Extrait >>
++++++++

Les partisans estiment que la nationalisation est nécessaire pour garantir la survie de l’industrie sidérurgique, maintenir des emplois, assurer la transition écologique et préserver la souveraineté nationale.

Ce débat s’inscrit dans un contexte plus large de désindustrialisation et de crise de la sidérurgie en Europe. Depuis les années 1980, le secteur sidérurgique en France et dans le bassin lorrain a été marqué par des fermetures d’usines, des suppressions massives d’emplois et une perte de compétitivité face à des concurrents mondiaux.


Arguments pour la nationalisation : souveraineté, emplois et transition écologique

Une des premières justifications avancées est la préservation de la souveraineté industrielle. L’acier est un matériau stratégique, essentiel pour l’automobile, le nucléaire, la construction navale, le ferroviaire, le bâtiment. Perdre ou affaiblir cette capacité de production nationale, c’est rendre le pays dépendant d’importations extérieures, potentiellement soumises à des chocs géopolitiques, des ruptures d’approvisionnement ou des hausses de prix.

++++++++

Tâches et exercices >>
1. Répondez aux questions suivantes à partir de l'extrait sur la nationalisation de la sidérurgie.
(a) Depuis quelle période le secteur sidérurgique en France a-t-il été marqué par des fermetures d'usines ?
(b) Quelle est l'une des premières justifications avancées en faveur de la nationalisation ?
(c) Pour quels secteurs l'acier est-il présenté comme essentiel ?
2. Indiquez si chacune des affirmations suivantes est conforme à l'extrait sur la nationalisation de la sidérurgie, en citant les mots du texte qui permettent de trancher.
(a) Le secteur sidérurgique a connu des suppressions massives d'emplois.
(b) L'acier y est décrit comme un matériau secondaire.
(c) Les partisans de la nationalisation y voient un moyen d'assurer la transition écologique.
3. Poursuivez l'extrait sur la nationalisation de la sidérurgie à partir de sa dernière phrase.

Entrées du jeu de données:

++++++++

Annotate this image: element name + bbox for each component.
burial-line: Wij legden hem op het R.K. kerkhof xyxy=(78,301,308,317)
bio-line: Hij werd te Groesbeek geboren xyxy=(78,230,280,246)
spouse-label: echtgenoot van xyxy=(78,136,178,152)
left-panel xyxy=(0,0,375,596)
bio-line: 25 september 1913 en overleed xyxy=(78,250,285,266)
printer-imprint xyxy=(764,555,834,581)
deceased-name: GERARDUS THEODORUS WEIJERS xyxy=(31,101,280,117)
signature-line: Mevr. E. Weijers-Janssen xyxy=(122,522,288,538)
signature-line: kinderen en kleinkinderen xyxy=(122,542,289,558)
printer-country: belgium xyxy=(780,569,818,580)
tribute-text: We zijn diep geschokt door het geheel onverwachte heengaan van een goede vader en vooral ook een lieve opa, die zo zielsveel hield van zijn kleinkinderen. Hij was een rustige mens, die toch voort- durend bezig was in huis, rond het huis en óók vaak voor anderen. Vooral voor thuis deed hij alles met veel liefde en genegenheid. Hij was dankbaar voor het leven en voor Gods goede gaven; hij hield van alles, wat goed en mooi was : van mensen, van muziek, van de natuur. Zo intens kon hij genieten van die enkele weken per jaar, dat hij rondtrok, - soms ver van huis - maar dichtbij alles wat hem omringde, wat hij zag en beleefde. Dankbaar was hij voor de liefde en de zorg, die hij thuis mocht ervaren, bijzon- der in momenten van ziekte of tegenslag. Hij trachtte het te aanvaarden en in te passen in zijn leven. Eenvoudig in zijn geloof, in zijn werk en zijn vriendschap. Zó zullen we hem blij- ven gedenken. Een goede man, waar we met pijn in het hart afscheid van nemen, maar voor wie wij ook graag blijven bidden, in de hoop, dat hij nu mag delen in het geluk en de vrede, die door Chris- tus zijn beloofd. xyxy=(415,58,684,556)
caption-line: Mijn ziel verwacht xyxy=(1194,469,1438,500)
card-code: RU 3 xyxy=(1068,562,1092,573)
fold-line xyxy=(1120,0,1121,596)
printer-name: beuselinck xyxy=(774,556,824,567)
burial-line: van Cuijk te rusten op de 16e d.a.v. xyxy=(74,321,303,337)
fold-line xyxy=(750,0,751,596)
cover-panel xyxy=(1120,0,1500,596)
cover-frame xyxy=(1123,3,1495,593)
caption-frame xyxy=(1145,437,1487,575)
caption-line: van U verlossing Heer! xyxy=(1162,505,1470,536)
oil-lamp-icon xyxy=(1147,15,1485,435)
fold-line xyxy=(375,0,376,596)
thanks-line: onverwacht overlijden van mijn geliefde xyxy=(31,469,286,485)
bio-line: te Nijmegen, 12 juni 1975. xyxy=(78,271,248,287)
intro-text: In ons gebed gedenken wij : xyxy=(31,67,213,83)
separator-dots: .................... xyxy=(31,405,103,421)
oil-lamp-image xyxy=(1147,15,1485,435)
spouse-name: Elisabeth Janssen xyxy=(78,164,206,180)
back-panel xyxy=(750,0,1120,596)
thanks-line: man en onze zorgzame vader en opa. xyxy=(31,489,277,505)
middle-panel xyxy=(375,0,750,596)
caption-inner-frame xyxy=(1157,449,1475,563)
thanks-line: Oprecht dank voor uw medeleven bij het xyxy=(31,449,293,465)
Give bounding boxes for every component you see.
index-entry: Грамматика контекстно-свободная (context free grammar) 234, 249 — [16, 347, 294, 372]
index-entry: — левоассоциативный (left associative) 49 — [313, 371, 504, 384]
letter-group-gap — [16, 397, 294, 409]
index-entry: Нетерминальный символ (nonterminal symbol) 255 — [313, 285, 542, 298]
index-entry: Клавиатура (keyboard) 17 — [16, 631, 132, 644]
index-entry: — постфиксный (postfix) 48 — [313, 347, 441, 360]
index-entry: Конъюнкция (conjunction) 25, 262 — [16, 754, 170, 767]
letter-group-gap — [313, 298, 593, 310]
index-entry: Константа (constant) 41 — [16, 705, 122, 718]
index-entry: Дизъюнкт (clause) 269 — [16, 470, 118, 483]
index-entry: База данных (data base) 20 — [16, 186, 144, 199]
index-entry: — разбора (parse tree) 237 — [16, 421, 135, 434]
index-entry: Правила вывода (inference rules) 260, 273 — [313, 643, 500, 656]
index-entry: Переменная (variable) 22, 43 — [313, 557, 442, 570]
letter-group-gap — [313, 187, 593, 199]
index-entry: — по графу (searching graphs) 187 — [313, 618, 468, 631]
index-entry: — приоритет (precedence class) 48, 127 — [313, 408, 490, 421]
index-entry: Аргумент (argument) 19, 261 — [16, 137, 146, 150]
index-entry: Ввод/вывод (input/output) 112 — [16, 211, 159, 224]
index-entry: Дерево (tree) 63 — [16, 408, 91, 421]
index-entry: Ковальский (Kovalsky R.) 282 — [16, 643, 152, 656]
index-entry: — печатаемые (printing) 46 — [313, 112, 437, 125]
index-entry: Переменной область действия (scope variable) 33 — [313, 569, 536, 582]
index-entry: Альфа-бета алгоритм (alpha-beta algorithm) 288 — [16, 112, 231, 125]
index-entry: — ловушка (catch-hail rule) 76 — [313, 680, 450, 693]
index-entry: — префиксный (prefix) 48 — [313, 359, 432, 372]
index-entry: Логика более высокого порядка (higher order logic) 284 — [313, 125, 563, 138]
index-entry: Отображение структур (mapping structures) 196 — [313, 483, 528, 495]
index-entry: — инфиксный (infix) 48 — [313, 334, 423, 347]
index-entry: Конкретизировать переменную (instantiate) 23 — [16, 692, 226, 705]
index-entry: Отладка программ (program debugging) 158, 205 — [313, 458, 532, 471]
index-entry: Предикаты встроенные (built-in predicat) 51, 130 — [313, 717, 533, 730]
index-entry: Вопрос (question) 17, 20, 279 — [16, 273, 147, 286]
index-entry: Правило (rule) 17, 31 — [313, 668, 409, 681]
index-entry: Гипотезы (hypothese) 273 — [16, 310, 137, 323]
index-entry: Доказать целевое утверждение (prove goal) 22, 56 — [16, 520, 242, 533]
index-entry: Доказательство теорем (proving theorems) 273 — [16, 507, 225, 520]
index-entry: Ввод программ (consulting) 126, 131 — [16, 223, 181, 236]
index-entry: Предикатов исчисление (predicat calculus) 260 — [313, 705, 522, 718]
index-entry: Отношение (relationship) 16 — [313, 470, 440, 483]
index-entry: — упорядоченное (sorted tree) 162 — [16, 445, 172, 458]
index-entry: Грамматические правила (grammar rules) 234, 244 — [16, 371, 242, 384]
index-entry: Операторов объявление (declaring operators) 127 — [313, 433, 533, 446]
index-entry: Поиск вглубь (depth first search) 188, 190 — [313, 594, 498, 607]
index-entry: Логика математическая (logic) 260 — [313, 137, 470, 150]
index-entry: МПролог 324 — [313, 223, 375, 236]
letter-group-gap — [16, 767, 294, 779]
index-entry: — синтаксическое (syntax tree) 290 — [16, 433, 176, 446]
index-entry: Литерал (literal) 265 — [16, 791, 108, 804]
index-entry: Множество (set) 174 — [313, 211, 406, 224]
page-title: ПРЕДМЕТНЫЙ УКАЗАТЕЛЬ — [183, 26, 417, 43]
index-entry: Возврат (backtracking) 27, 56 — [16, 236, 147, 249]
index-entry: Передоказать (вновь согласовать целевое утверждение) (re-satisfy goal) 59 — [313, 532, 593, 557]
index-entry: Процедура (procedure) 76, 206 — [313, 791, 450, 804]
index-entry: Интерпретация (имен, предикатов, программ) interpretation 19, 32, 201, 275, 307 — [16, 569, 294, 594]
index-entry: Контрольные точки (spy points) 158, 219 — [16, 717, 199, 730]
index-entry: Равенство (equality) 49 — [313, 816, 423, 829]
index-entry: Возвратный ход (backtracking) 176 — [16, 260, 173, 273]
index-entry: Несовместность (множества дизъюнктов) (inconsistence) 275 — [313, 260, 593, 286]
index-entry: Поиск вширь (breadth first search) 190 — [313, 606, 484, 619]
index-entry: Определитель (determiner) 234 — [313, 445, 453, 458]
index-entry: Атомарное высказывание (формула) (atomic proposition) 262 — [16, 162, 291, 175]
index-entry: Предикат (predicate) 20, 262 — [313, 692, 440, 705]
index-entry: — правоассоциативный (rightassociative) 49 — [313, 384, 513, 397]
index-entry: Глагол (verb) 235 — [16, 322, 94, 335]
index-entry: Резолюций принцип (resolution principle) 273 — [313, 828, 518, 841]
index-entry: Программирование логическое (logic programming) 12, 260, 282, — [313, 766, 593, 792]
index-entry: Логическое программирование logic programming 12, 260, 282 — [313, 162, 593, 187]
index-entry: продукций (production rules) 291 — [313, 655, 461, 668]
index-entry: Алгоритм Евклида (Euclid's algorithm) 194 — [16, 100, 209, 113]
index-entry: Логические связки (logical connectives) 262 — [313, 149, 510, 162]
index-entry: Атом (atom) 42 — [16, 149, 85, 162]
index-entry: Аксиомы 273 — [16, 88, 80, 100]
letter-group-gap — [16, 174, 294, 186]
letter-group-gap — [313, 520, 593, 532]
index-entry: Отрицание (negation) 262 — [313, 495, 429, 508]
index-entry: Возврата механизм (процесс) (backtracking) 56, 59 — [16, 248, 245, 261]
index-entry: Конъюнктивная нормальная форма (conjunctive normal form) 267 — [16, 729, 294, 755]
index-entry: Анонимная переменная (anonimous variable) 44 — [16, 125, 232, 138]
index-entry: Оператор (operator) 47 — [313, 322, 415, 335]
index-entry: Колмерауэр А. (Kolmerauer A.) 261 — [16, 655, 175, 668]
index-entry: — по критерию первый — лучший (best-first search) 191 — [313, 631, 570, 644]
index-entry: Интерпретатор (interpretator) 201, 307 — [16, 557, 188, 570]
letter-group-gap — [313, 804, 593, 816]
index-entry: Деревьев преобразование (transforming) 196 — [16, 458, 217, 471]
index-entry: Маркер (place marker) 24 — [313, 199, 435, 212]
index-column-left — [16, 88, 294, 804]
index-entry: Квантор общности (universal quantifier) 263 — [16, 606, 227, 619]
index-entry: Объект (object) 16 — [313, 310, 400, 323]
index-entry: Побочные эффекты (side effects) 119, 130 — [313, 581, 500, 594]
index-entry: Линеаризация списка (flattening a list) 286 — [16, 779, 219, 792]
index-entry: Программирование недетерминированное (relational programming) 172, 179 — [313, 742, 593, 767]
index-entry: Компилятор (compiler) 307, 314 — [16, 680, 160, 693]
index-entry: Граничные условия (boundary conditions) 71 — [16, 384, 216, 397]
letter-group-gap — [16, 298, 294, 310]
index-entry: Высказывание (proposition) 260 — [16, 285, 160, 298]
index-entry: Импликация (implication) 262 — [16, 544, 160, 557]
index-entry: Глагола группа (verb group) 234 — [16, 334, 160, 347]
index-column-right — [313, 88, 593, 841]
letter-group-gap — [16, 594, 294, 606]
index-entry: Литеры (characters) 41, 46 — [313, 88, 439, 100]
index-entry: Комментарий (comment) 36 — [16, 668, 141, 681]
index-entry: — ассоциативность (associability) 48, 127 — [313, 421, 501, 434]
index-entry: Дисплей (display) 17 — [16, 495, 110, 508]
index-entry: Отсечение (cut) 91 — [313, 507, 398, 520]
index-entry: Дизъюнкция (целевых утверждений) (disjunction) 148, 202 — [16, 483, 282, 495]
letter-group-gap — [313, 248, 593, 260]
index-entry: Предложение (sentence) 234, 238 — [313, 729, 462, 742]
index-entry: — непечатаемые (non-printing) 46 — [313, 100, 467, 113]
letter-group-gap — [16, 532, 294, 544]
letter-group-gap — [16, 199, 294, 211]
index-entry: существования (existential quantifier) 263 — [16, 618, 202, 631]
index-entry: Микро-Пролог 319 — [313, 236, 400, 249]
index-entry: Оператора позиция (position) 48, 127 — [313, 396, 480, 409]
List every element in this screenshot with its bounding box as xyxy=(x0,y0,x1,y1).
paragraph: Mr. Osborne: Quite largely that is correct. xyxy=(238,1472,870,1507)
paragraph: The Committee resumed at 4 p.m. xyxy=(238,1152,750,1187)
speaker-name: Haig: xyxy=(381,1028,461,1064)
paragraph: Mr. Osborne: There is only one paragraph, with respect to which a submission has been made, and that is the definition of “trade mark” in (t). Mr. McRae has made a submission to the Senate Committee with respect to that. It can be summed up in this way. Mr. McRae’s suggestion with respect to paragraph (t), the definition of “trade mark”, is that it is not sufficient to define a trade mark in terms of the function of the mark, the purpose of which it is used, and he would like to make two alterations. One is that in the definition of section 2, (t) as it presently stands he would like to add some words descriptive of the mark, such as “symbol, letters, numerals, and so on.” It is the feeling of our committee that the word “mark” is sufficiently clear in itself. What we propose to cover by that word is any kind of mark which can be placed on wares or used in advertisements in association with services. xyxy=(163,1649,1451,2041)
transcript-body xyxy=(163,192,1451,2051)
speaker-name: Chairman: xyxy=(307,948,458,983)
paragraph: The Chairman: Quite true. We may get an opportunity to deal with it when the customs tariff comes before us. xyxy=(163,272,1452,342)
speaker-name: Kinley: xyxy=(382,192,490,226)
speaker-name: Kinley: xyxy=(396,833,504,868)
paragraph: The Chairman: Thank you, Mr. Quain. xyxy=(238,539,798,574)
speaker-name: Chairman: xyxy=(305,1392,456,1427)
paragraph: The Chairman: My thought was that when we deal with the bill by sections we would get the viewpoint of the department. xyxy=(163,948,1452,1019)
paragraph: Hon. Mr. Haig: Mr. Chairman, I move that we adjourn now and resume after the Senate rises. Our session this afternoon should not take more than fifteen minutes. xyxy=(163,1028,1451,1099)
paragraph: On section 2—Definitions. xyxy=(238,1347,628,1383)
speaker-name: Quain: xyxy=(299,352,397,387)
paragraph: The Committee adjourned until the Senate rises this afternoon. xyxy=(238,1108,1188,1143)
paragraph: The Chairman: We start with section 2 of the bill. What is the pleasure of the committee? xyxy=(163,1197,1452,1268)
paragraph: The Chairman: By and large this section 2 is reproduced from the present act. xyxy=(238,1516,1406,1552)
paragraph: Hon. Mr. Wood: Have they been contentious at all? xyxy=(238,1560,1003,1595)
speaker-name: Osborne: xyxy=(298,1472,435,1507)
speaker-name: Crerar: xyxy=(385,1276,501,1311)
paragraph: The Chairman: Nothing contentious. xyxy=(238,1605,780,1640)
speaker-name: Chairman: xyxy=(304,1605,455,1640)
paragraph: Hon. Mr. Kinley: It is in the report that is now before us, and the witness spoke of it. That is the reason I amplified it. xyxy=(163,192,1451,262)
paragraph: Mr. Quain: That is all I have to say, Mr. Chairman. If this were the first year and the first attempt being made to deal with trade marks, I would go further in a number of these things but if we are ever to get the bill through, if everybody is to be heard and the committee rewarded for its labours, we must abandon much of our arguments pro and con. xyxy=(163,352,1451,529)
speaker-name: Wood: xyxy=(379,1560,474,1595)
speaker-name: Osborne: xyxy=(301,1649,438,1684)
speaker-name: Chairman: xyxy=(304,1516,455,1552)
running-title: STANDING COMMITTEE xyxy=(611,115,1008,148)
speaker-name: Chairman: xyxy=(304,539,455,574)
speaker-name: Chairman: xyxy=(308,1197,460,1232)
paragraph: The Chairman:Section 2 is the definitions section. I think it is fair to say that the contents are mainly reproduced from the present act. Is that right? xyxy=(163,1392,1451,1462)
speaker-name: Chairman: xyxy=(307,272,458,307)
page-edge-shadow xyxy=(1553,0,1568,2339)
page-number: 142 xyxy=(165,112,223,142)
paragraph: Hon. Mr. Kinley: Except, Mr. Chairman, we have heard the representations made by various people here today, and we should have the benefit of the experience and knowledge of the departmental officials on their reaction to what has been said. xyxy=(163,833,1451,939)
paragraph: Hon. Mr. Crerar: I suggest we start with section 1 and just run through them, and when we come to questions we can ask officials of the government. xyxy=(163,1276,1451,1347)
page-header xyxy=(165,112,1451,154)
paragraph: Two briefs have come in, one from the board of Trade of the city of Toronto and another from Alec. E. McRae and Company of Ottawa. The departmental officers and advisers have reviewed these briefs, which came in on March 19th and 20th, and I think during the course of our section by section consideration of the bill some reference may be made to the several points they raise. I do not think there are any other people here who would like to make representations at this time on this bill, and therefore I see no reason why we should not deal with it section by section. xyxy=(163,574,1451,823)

++++++++

Liste des réponses >>
1.
(a) Depuis les années 1980.
(b) La préservation de la souveraineté industrielle.
(c) L'automobile, le nucléaire, la construction navale, le ferroviaire et le bâtiment.

2.
(a) Oui : « des fermetures d’usines, des suppressions massives d’emplois ».
(b) Non : « L’acier est un matériau stratégique ».
(c) Oui : « assurer la transition écologique ».

3.
Ensuite, la question de l’emploi pèse lourdement. Des milliers d’emplois directs et indirects pourraient disparaître si les sites ferment ou si la production est réduite drastiquement. Pour les syndicats et les salariés, nationaliser c’est garantir la préservation de ces emplois, loin des logiques de profit à court terme.

Enfin, la transition vers une sidérurgie décarbonée, c’est-à-dire un « acier vert », est souvent présentée comme une condition de survie de l’industrie sidérurgique en Europe. Or, selon les défenseurs de la nationalisation, ArcelorMittal n’aurait pas suffisamment investi pour assurer cette transition. Mettre l’État aux commandes pourrait permettre un plan de modernisation ambitieux, aligné avec les objectifs climatiques et industriels.

Pour ces partisans, la nationalisation apparaît comme le seul levier politique et légitime capable de conjuguer protection de l’emploi, souveraineté industrielle et exigence écologique.


Arguments contre la nationalisation : risques économiques et efficacité incertaine

Pour ses opposants, nationaliser ne suffit pas à résoudre les maux structurels de la sidérurgie européenne. Le secteur souffre d’une baisse de la demande au sein de l’industrie automobile européenne, des importations massives d’acier subventionné de pays extérieurs, et d’une concurrence internationale féroce. Même avec l’État aux commandes, ces facteurs externes pourraient continuer à fragiliser la production.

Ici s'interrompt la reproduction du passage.